___ Supplied information

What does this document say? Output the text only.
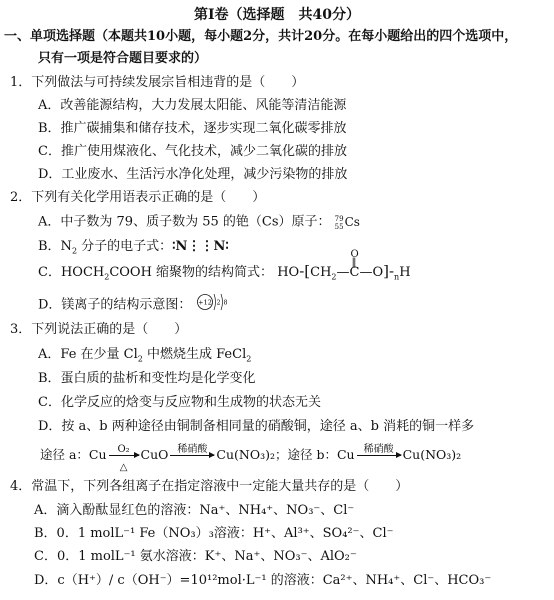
第Ⅰ卷（选择题　共40分）
一、单项选择题（本题共10小题，每小题2分，共计20分。在每小题给出的四个选项中，
只有一项是符合题目要求的）
1．下列做法与可持续发展宗旨相违背的是（　　）
A．改善能源结构，大力发展太阳能、风能等清洁能源
B．推广碳捕集和储存技术，逐步实现二氧化碳零排放
C．推广使用煤液化、气化技术，减少二氧化碳的排放
D．工业废水、生活污水净化处理，减少污染物的排放
2．下列有关化学用语表示正确的是（　　）
A．中子数为 79、质子数为 55 的铯（Cs）原子： 79
55Cs
B．$N_2$ 分子的电子式：∶N⋮⋮N∶
C．$HOCH_2COOH$ 缩聚物的结构简式： $HO-[CH_2—$
O
‖
$C—O]-_nH$
D．镁离子的结构示意图： +12 2 8
3．下列说法正确的是（　　）
A．Fe 在少量 $Cl_2$ 中燃烧生成 FeCl$_2$
B．蛋白质的盐析和变性均是化学变化
C．化学反应的焓变与反应物和生成物的状态无关
D．按 a、b 两种途径由铜制备相同量的硝酸铜，途径 a、b 消耗的铜一样多
途径 a：Cu	O₂
△
CuO 稀硝酸 Cu(NO₃)₂；途径 b：Cu 稀硝酸 Cu(NO₃)₂
4．常温下，下列各组离子在指定溶液中一定能大量共存的是（　　）
A．滴入酚酞显红色的溶液：Na⁺、NH₄⁺、NO₃⁻、Cl⁻
B．0．1 molL⁻¹ Fe（NO₃）₃溶液：H⁺、Al³⁺、SO₄²⁻、Cl⁻
C．0．1 molL⁻¹ 氨水溶液：K⁺、Na⁺、NO₃⁻、AlO₂⁻
D．c（H⁺）/ c（OH⁻）=10¹²mol·L⁻¹ 的溶液：Ca²⁺、NH₄⁺、Cl⁻、HCO₃⁻
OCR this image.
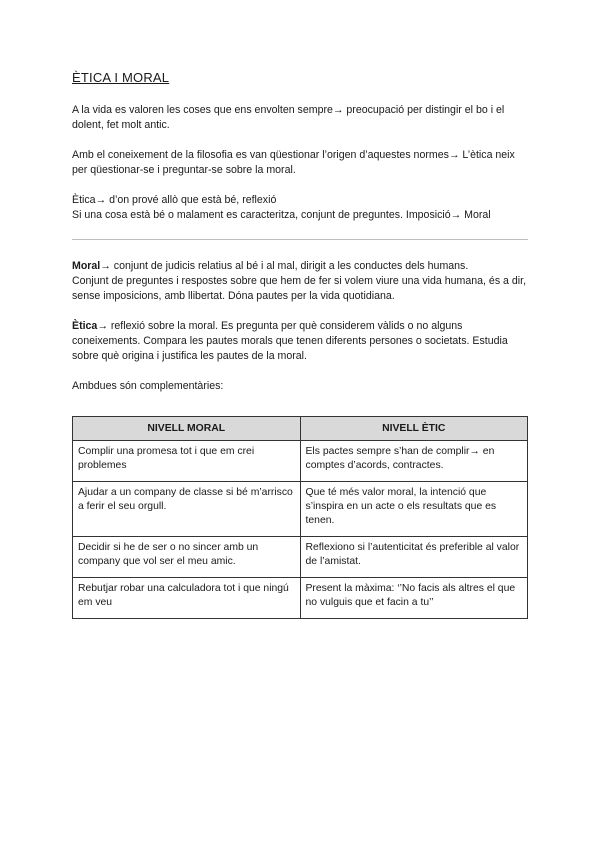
ÈTICA I MORAL

A la vida es valoren les coses que ens envolten sempre→ preocupació per distingir el bo i el dolent, fet molt antic.

Amb el coneixement de la filosofia es van qüestionar l’origen d’aquestes normes→ L’ètica neix per qüestionar-se i preguntar-se sobre la moral.

Ètica→ d’on prové allò que està bé, reflexió
Si una cosa està bé o malament es caracteritza, conjunt de preguntes. Imposició→ Moral

Moral→ conjunt de judicis relatius al bé i al mal, dirigit a les conductes dels humans.
Conjunt de preguntes i respostes sobre que hem de fer si volem viure una vida humana, és a dir, sense imposicions, amb llibertat. Dóna pautes per la vida quotidiana.

Ètica→ reflexió sobre la moral. Es pregunta per què considerem vàlids o no alguns coneixements. Compara les pautes morals que tenen diferents persones o societats. Estudia sobre què origina i justifica les pautes de la moral.

Ambdues són complementàries:

NIVELL MORAL	NIVELL ÈTIC
Complir una promesa tot i que em crei problemes	Els pactes sempre s’han de complir→ en comptes d’acords, contractes.
Ajudar a un company de classe si bé m’arrisco a ferir el seu orgull.	Que té més valor moral, la intenció que s’inspira en un acte o els resultats que es tenen.
Decidir si he de ser o no sincer amb un company que vol ser el meu amic.	Reflexiono si l’autenticitat és preferible al valor de l’amistat.
Rebutjar robar una calculadora tot i que ningú em veu	Present la màxima: ‘’No facis als altres el que no vulguis que et facin a tu’’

______

Problem to work on
Collect each line of the entries that has the word "this", copying it in full.

Task answer
What does this document say? Output the text only.
OCR this image.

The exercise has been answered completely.